Problem statement →
Without including any pictures, copy each entry below exactly.

Records provided →
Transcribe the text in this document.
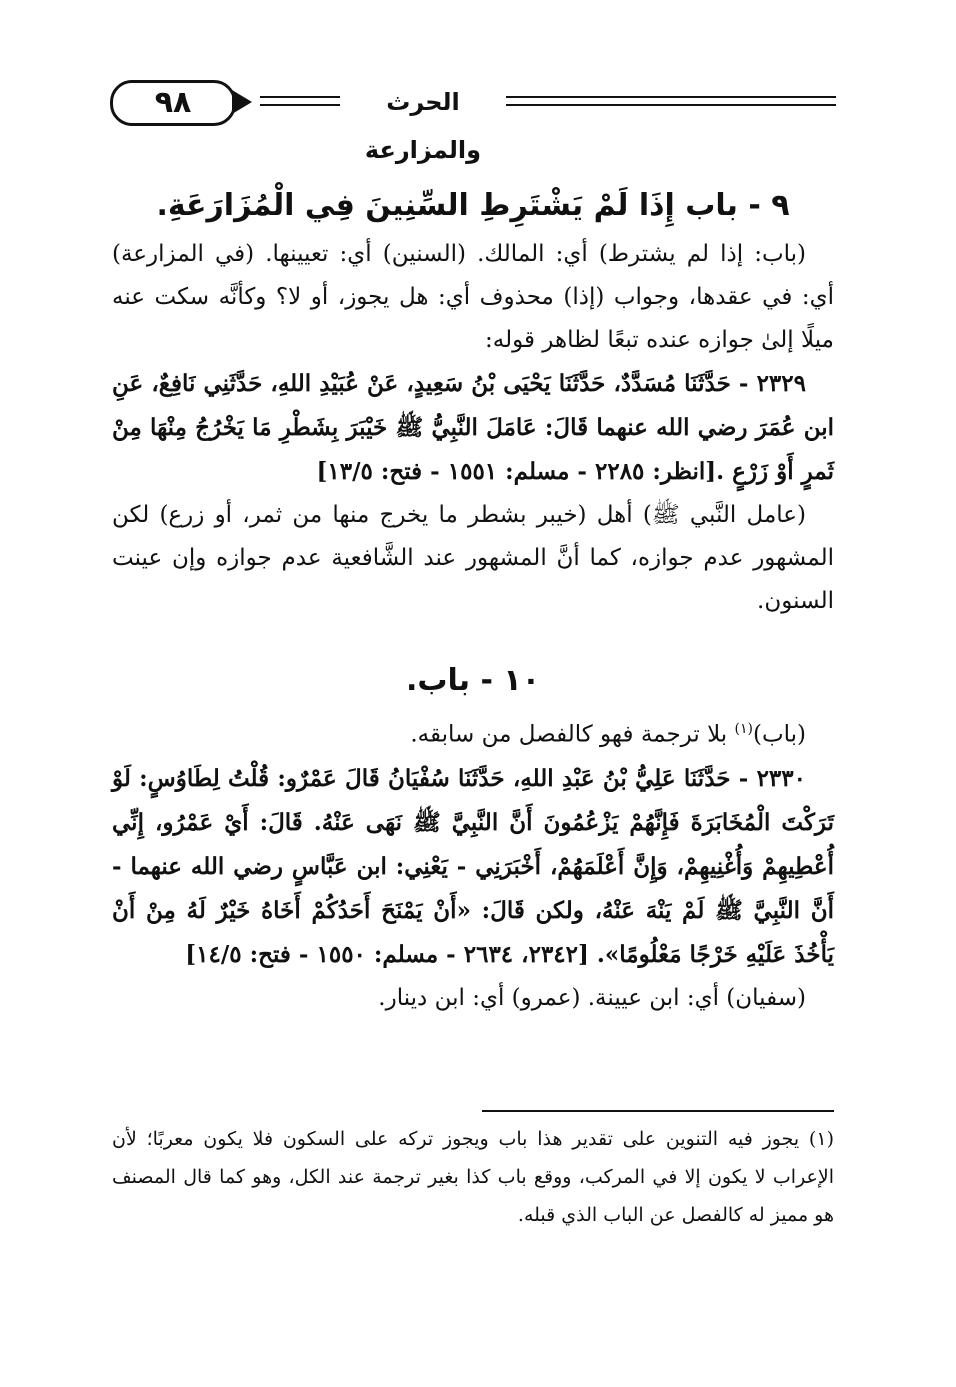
٩٨	الحرث والمزارعة
٩ - باب إِذَا لَمْ يَشْتَرِطِ السِّنِينَ فِي الْمُزَارَعَةِ.

(باب: إذا لم يشترط) أي: المالك. (السنين) أي: تعيينها. (في المزارعة) أي: في عقدها، وجواب (إذا) محذوف أي: هل يجوز، أو لا؟ وكأنَّه سكت عنه ميلًا إلىٰ جوازه عنده تبعًا لظاهر قوله:

٢٣٢٩ - حَدَّثَنَا مُسَدَّدٌ، حَدَّثَنَا يَحْيَى بْنُ سَعِيدٍ، عَنْ عُبَيْدِ اللهِ، حَدَّثَنِي نَافِعٌ، عَنِ ابن عُمَرَ رضي الله عنهما قَالَ: عَامَلَ النَّبِيُّ ﷺ خَيْبَرَ بِشَطْرِ مَا يَخْرُجُ مِنْهَا مِنْ ثَمرٍ أَوْ زَرْعٍ .[انظر: ٢٢٨٥ - مسلم: ١٥٥١ - فتح: ١٣/٥]

(عامل النَّبي ﷺ) أهل (خيبر بشطر ما يخرج منها من ثمر، أو زرع) لكن المشهور عدم جوازه، كما أنَّ المشهور عند الشَّافعية عدم جوازه وإن عينت السنون.

١٠ - باب.

(باب)$^{(١)}$ بلا ترجمة فهو كالفصل من سابقه.

٢٣٣٠ - حَدَّثَنَا عَلِيُّ بْنُ عَبْدِ اللهِ، حَدَّثَنَا سُفْيَانُ قَالَ عَمْرٌو: قُلْتُ لِطَاوُسٍ: لَوْ تَرَكْتَ الْمُخَابَرَةَ فَإِنَّهُمْ يَزْعُمُونَ أَنَّ النَّبِيَّ ﷺ نَهَى عَنْهُ. قَالَ: أَيْ عَمْرُو، إِنِّي أُعْطِيهِمْ وَأُغْنِيهِمْ، وَإِنَّ أَعْلَمَهُمْ، أَخْبَرَنِي - يَعْنِي: ابن عَبَّاسٍ رضي الله عنهما - أَنَّ النَّبِيَّ ﷺ لَمْ يَنْهَ عَنْهُ، ولكن قَالَ: «أَنْ يَمْنَحَ أَحَدُكُمْ أَخَاهُ خَيْرٌ لَهُ مِنْ أَنْ يَأْخُذَ عَلَيْهِ خَرْجًا مَعْلُومًا». [٢٣٤٢، ٢٦٣٤ - مسلم: ١٥٥٠ - فتح: ١٤/٥]

(سفيان) أي: ابن عيينة. (عمرو) أي: ابن دينار.

(١) يجوز فيه التنوين على تقدير هذا باب ويجوز تركه على السكون فلا يكون معربًا؛ لأن الإعراب لا يكون إلا في المركب، ووقع باب كذا بغير ترجمة عند الكل، وهو كما قال المصنف هو مميز له كالفصل عن الباب الذي قبله.
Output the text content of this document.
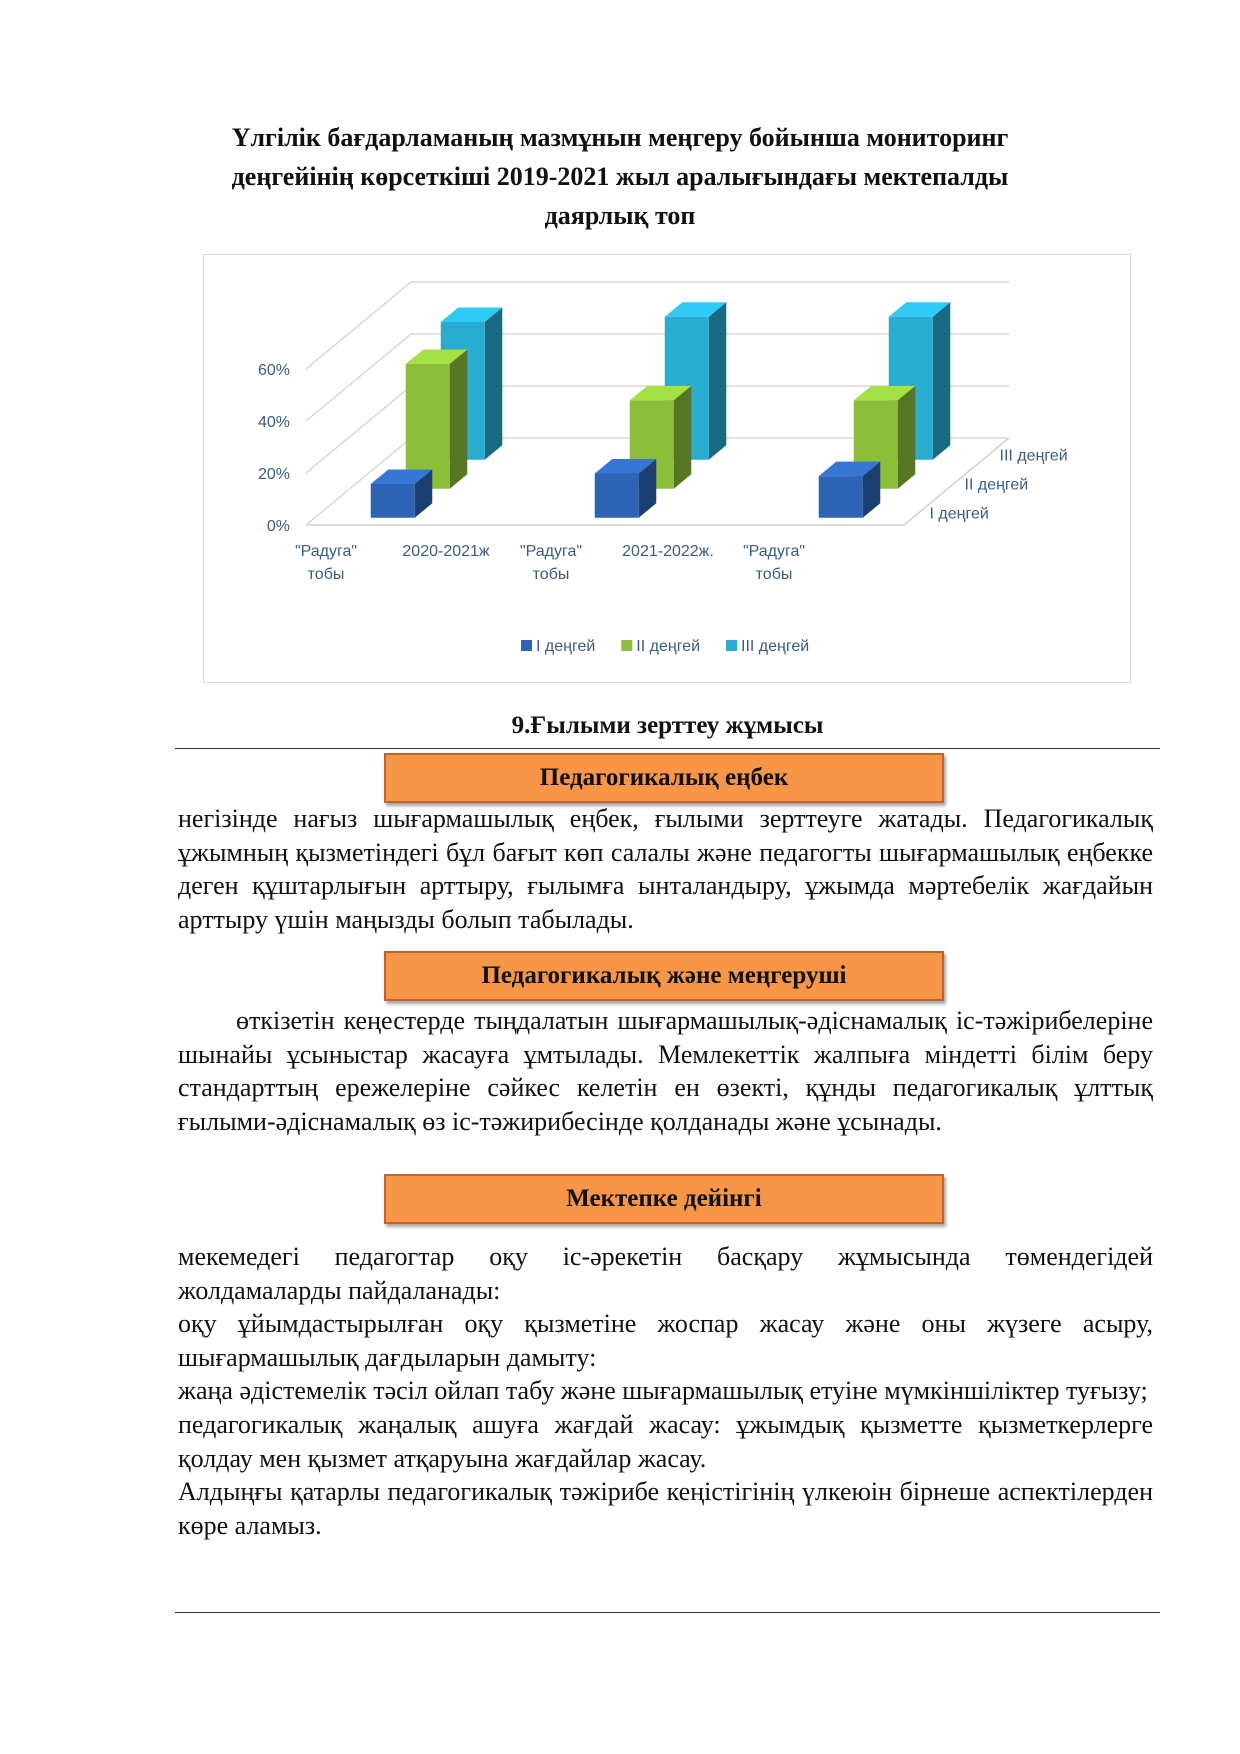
Үлгілік бағдарламаның мазмұнын меңгеру бойынша мониторинг деңгейінің көрсеткіші 2019-2021 жыл аралығындағы мектепалды даярлық топ
0%
20%
40%
60%
I деңгей
II деңгей
III деңгей
"Радуга"
тобы
2020-2021ж "Радуга"
тобы
2021-2022ж. "Радуга"
тобы
I деңгей	II деңгей	III деңгей
9.Ғылыми зерттеу жұмысы
Педагогикалық еңбек

негізінде нағыз шығармашылық еңбек, ғылыми зерттеуге жатады. Педагогикалық ұжымның қызметіндегі бұл бағыт көп салалы және педагогты шығармашылық еңбекке деген құштарлығын арттыру, ғылымға ынталандыру, ұжымда мәртебелік жағдайын арттыру үшін маңызды болып табылады.

Педагогикалық және меңгеруші

өткізетін кеңестерде тыңдалатын шығармашылық-әдіснамалық іс-тәжірибелеріне шынайы ұсыныстар жасауға ұмтылады. Мемлекеттік жалпыға міндетті білім беру стандарттың ережелеріне сәйкес келетін ен өзекті, құнды педагогикалық ұлттық ғылыми-әдіснамалық өз іс-тәжирибесінде қолданады және ұсынады.

Мектепке дейінгі

мекемедегі педагогтар оқу іс-әрекетін басқару жұмысында төмендегідей жолдамаларды пайдаланады:

оқу ұйымдастырылған оқу қызметіне жоспар жасау және оны жүзеге асыру, шығармашылық дағдыларын дамыту:

жаңа әдістемелік тәсіл ойлап табу және шығармашылық етуіне мүмкіншіліктер туғызу;

педагогикалық жаңалық ашуға жағдай жасау: ұжымдық қызметте қызметкерлерге қолдау мен қызмет атқаруына жағдайлар жасау.

Алдыңғы қатарлы педагогикалық тәжірибе кеңістігінің үлкеюін бірнеше аспектілерден көре аламыз.
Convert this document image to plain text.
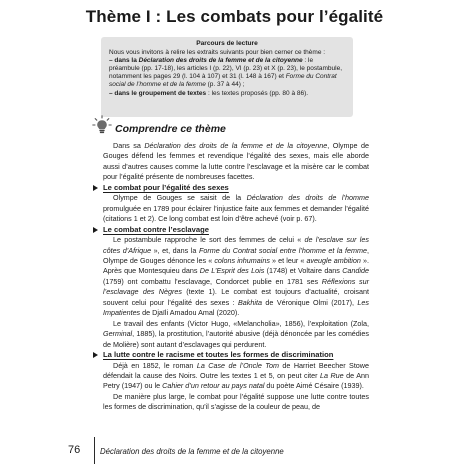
Thème I : Les combats pour l’égalité
Parcours de lecture

Nous vous invitons à relire les extraits suivants pour bien cerner ce thème :

– dans la Déclaration des droits de la femme et de la citoyenne : le préambule (pp. 17-18), les articles I (p. 22), VI (p. 23) et X (p. 23), le postambule, notamment les pages 29 (l. 104 à 107) et 31 (l. 148 à 167) et Forme du Contrat social de l’homme et de la femme (p. 37 à 44) ;

– dans le groupement de textes : les textes proposés (pp. 80 à 86).

Comprendre ce thème

Dans sa Déclaration des droits de la femme et de la citoyenne, Olympe de Gouges défend les femmes et revendique l’égalité des sexes, mais elle aborde aussi d’autres causes comme la lutte contre l’esclavage et la misère car le combat pour l’égalité présente de nombreuses facettes.

Le combat pour l’égalité des sexes

Olympe de Gouges se saisit de la Déclaration des droits de l’homme promulguée en 1789 pour éclairer l’injustice faite aux femmes et demander l’égalité (citations 1 et 2). Ce long combat est loin d’être achevé (voir p. 67).

Le combat contre l’esclavage

Le postambule rapproche le sort des femmes de celui « de l’esclave sur les côtes d’Afrique », et, dans la Forme du Contrat social entre l’homme et la femme, Olympe de Gouges dénonce les « colons inhumains » et leur « aveugle ambition ». Après que Montesquieu dans De L’Esprit des Lois (1748) et Voltaire dans Candide (1759) ont combattu l’esclavage, Condorcet publie en 1781 ses Réflexions sur l’esclavage des Nègres (texte 1). Le combat est toujours d’actualité, croisant souvent celui pour l’égalité des sexes : Bakhita de Véronique Olmi (2017), Les Impatientes de Djaïli Amadou Amal (2020).

Le travail des enfants (Victor Hugo, «Melancholia», 1856), l’exploitation (Zola, Germinal, 1885), la prostitution, l’autorité abusive (déjà dénoncée par les comédies de Molière) sont autant d’esclavages qui perdurent.

La lutte contre le racisme et toutes les formes de discrimination

Déjà en 1852, le roman La Case de l’Oncle Tom de Harriet Beecher Stowe défendait la cause des Noirs. Outre les textes 1 et 5, on peut citer La Rue de Ann Petry (1947) ou le Cahier d’un retour au pays natal du poète Aimé Césaire (1939).

De manière plus large, le combat pour l’égalité suppose une lutte contre toutes les formes de discrimination, qu’il s’agisse de la couleur de peau, de

76	Déclaration des droits de la femme et de la citoyenne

Answer for the task →
Transcribe the text in this document.
٩٨	الحرث والمزارعة
٩ - باب إِذَا لَمْ يَشْتَرِطِ السِّنِينَ فِي الْمُزَارَعَةِ.

(باب: إذا لم يشترط) أي: المالك. (السنين) أي: تعيينها. (في المزارعة) أي: في عقدها، وجواب (إذا) محذوف أي: هل يجوز، أو لا؟ وكأنَّه سكت عنه ميلًا إلىٰ جوازه عنده تبعًا لظاهر قوله:

٢٣٢٩ - حَدَّثَنَا مُسَدَّدٌ، حَدَّثَنَا يَحْيَى بْنُ سَعِيدٍ، عَنْ عُبَيْدِ اللهِ، حَدَّثَنِي نَافِعٌ، عَنِ ابن عُمَرَ رضي الله عنهما قَالَ: عَامَلَ النَّبِيُّ ﷺ خَيْبَرَ بِشَطْرِ مَا يَخْرُجُ مِنْهَا مِنْ ثَمرٍ أَوْ زَرْعٍ .[انظر: ٢٢٨٥ - مسلم: ١٥٥١ - فتح: ١٣/٥]

(عامل النَّبي ﷺ) أهل (خيبر بشطر ما يخرج منها من ثمر، أو زرع) لكن المشهور عدم جوازه، كما أنَّ المشهور عند الشَّافعية عدم جوازه وإن عينت السنون.

١٠ - باب.

(باب)$^{(١)}$ بلا ترجمة فهو كالفصل من سابقه.

٢٣٣٠ - حَدَّثَنَا عَلِيُّ بْنُ عَبْدِ اللهِ، حَدَّثَنَا سُفْيَانُ قَالَ عَمْرٌو: قُلْتُ لِطَاوُسٍ: لَوْ تَرَكْتَ الْمُخَابَرَةَ فَإِنَّهُمْ يَزْعُمُونَ أَنَّ النَّبِيَّ ﷺ نَهَى عَنْهُ. قَالَ: أَيْ عَمْرُو، إِنِّي أُعْطِيهِمْ وَأُغْنِيهِمْ، وَإِنَّ أَعْلَمَهُمْ، أَخْبَرَنِي - يَعْنِي: ابن عَبَّاسٍ رضي الله عنهما - أَنَّ النَّبِيَّ ﷺ لَمْ يَنْهَ عَنْهُ، ولكن قَالَ: «أَنْ يَمْنَحَ أَحَدُكُمْ أَخَاهُ خَيْرٌ لَهُ مِنْ أَنْ يَأْخُذَ عَلَيْهِ خَرْجًا مَعْلُومًا». [٢٣٤٢، ٢٦٣٤ - مسلم: ١٥٥٠ - فتح: ١٤/٥]

(سفيان) أي: ابن عيينة. (عمرو) أي: ابن دينار.

(١) يجوز فيه التنوين على تقدير هذا باب ويجوز تركه على السكون فلا يكون معربًا؛ لأن الإعراب لا يكون إلا في المركب، ووقع باب كذا بغير ترجمة عند الكل، وهو كما قال المصنف هو مميز له كالفصل عن الباب الذي قبله.
Output the text content of this document.
Үлгілік бағдарламаның мазмұнын меңгеру бойынша мониторинг деңгейінің көрсеткіші 2019-2021 жыл аралығындағы мектепалды даярлық топ
0%
20%
40%
60%
I деңгей
II деңгей
III деңгей
"Радуга"
тобы
2020-2021ж "Радуга"
тобы
2021-2022ж. "Радуга"
тобы
I деңгей	II деңгей	III деңгей
9.Ғылыми зерттеу жұмысы
Педагогикалық еңбек

негізінде нағыз шығармашылық еңбек, ғылыми зерттеуге жатады. Педагогикалық ұжымның қызметіндегі бұл бағыт көп салалы және педагогты шығармашылық еңбекке деген құштарлығын арттыру, ғылымға ынталандыру, ұжымда мәртебелік жағдайын арттыру үшін маңызды болып табылады.

Педагогикалық және меңгеруші

өткізетін кеңестерде тыңдалатын шығармашылық-әдіснамалық іс-тәжірибелеріне шынайы ұсыныстар жасауға ұмтылады. Мемлекеттік жалпыға міндетті білім беру стандарттың ережелеріне сәйкес келетін ен өзекті, құнды педагогикалық ұлттық ғылыми-әдіснамалық өз іс-тәжирибесінде қолданады және ұсынады.

Мектепке дейінгі

мекемедегі педагогтар оқу іс-әрекетін басқару жұмысында төмендегідей жолдамаларды пайдаланады:

оқу ұйымдастырылған оқу қызметіне жоспар жасау және оны жүзеге асыру, шығармашылық дағдыларын дамыту:

жаңа әдістемелік тәсіл ойлап табу және шығармашылық етуіне мүмкіншіліктер туғызу;

педагогикалық жаңалық ашуға жағдай жасау: ұжымдық қызметте қызметкерлерге қолдау мен қызмет атқаруына жағдайлар жасау.

Алдыңғы қатарлы педагогикалық тәжірибе кеңістігінің үлкеюін бірнеше аспектілерден көре аламыз.
Convert this document image to plain text.
Thème I : Les combats pour l’égalité
Parcours de lecture

Nous vous invitons à relire les extraits suivants pour bien cerner ce thème :

– dans la Déclaration des droits de la femme et de la citoyenne : le préambule (pp. 17-18), les articles I (p. 22), VI (p. 23) et X (p. 23), le postambule, notamment les pages 29 (l. 104 à 107) et 31 (l. 148 à 167) et Forme du Contrat social de l’homme et de la femme (p. 37 à 44) ;

– dans le groupement de textes : les textes proposés (pp. 80 à 86).

Comprendre ce thème

Dans sa Déclaration des droits de la femme et de la citoyenne, Olympe de Gouges défend les femmes et revendique l’égalité des sexes, mais elle aborde aussi d’autres causes comme la lutte contre l’esclavage et la misère car le combat pour l’égalité présente de nombreuses facettes.

Le combat pour l’égalité des sexes

Olympe de Gouges se saisit de la Déclaration des droits de l’homme promulguée en 1789 pour éclairer l’injustice faite aux femmes et demander l’égalité (citations 1 et 2). Ce long combat est loin d’être achevé (voir p. 67).

Le combat contre l’esclavage

Le postambule rapproche le sort des femmes de celui « de l’esclave sur les côtes d’Afrique », et, dans la Forme du Contrat social entre l’homme et la femme, Olympe de Gouges dénonce les « colons inhumains » et leur « aveugle ambition ». Après que Montesquieu dans De L’Esprit des Lois (1748) et Voltaire dans Candide (1759) ont combattu l’esclavage, Condorcet publie en 1781 ses Réflexions sur l’esclavage des Nègres (texte 1). Le combat est toujours d’actualité, croisant souvent celui pour l’égalité des sexes : Bakhita de Véronique Olmi (2017), Les Impatientes de Djaïli Amadou Amal (2020).

Le travail des enfants (Victor Hugo, «Melancholia», 1856), l’exploitation (Zola, Germinal, 1885), la prostitution, l’autorité abusive (déjà dénoncée par les comédies de Molière) sont autant d’esclavages qui perdurent.

La lutte contre le racisme et toutes les formes de discrimination

Déjà en 1852, le roman La Case de l’Oncle Tom de Harriet Beecher Stowe défendait la cause des Noirs. Outre les textes 1 et 5, on peut citer La Rue de Ann Petry (1947) ou le Cahier d’un retour au pays natal du poète Aimé Césaire (1939).

De manière plus large, le combat pour l’égalité suppose une lutte contre toutes les formes de discrimination, qu’il s’agisse de la couleur de peau, de

76	Déclaration des droits de la femme et de la citoyenne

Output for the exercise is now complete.